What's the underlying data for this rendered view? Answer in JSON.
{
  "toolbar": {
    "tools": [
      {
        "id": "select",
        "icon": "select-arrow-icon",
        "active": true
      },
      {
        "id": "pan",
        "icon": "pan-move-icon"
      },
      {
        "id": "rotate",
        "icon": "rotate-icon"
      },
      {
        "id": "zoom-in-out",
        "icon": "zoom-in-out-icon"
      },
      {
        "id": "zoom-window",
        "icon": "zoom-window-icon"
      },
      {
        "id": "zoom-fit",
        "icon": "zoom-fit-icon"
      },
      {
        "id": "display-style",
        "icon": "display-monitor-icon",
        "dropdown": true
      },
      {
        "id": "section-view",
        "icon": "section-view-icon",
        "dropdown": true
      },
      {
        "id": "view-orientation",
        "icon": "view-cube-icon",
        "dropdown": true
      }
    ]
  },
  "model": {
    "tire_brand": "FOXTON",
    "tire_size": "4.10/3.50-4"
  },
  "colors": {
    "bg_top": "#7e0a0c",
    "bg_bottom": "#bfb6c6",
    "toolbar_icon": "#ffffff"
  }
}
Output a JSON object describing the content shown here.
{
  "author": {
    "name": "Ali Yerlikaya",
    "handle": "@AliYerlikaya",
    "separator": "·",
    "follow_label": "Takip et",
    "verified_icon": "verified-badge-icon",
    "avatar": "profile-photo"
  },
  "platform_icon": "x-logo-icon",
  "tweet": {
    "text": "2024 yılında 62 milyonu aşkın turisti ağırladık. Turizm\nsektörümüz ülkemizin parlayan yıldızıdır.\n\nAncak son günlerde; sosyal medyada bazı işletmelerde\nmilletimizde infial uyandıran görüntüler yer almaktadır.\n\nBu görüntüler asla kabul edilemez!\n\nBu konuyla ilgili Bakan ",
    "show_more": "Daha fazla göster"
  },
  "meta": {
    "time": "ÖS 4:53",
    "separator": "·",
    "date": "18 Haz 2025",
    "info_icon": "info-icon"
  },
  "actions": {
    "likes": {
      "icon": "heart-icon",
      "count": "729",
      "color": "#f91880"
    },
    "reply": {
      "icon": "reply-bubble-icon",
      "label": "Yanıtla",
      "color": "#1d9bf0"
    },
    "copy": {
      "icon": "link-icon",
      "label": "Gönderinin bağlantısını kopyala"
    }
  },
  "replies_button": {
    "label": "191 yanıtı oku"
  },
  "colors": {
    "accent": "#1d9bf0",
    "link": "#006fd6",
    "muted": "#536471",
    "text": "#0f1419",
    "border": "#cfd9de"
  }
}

-.-.-

Aim of the task:
Return every entry verbatim.

Exercise result:
What's the underlying data for this rendered view? Answer in JSON.
{
  "toolbar": {
    "tools": [
      {
        "id": "select",
        "icon": "select-arrow-icon",
        "active": true
      },
      {
        "id": "pan",
        "icon": "pan-move-icon"
      },
      {
        "id": "rotate",
        "icon": "rotate-icon"
      },
      {
        "id": "zoom-in-out",
        "icon": "zoom-in-out-icon"
      },
      {
        "id": "zoom-window",
        "icon": "zoom-window-icon"
      },
      {
        "id": "zoom-fit",
        "icon": "zoom-fit-icon"
      },
      {
        "id": "display-style",
        "icon": "display-monitor-icon",
        "dropdown": true
      },
      {
        "id": "section-view",
        "icon": "section-view-icon",
        "dropdown": true
      },
      {
        "id": "view-orientation",
        "icon": "view-cube-icon",
        "dropdown": true
      }
    ]
  },
  "model": {
    "tire_brand": "FOXTON",
    "tire_size": "4.10/3.50-4"
  },
  "colors": {
    "bg_top": "#7e0a0c",
    "bg_bottom": "#bfb6c6",
    "toolbar_icon": "#ffffff"
  }
}
Output a JSON object describing the content shown here.
{
  "author": {
    "name": "Ali Yerlikaya",
    "handle": "@AliYerlikaya",
    "separator": "·",
    "follow_label": "Takip et",
    "verified_icon": "verified-badge-icon",
    "avatar": "profile-photo"
  },
  "platform_icon": "x-logo-icon",
  "tweet": {
    "text": "2024 yılında 62 milyonu aşkın turisti ağırladık. Turizm\nsektörümüz ülkemizin parlayan yıldızıdır.\n\nAncak son günlerde; sosyal medyada bazı işletmelerde\nmilletimizde infial uyandıran görüntüler yer almaktadır.\n\nBu görüntüler asla kabul edilemez!\n\nBu konuyla ilgili Bakan ",
    "show_more": "Daha fazla göster"
  },
  "meta": {
    "time": "ÖS 4:53",
    "separator": "·",
    "date": "18 Haz 2025",
    "info_icon": "info-icon"
  },
  "actions": {
    "likes": {
      "icon": "heart-icon",
      "count": "729",
      "color": "#f91880"
    },
    "reply": {
      "icon": "reply-bubble-icon",
      "label": "Yanıtla",
      "color": "#1d9bf0"
    },
    "copy": {
      "icon": "link-icon",
      "label": "Gönderinin bağlantısını kopyala"
    }
  },
  "replies_button": {
    "label": "191 yanıtı oku"
  },
  "colors": {
    "accent": "#1d9bf0",
    "link": "#006fd6",
    "muted": "#536471",
    "text": "#0f1419",
    "border": "#cfd9de"
  }
}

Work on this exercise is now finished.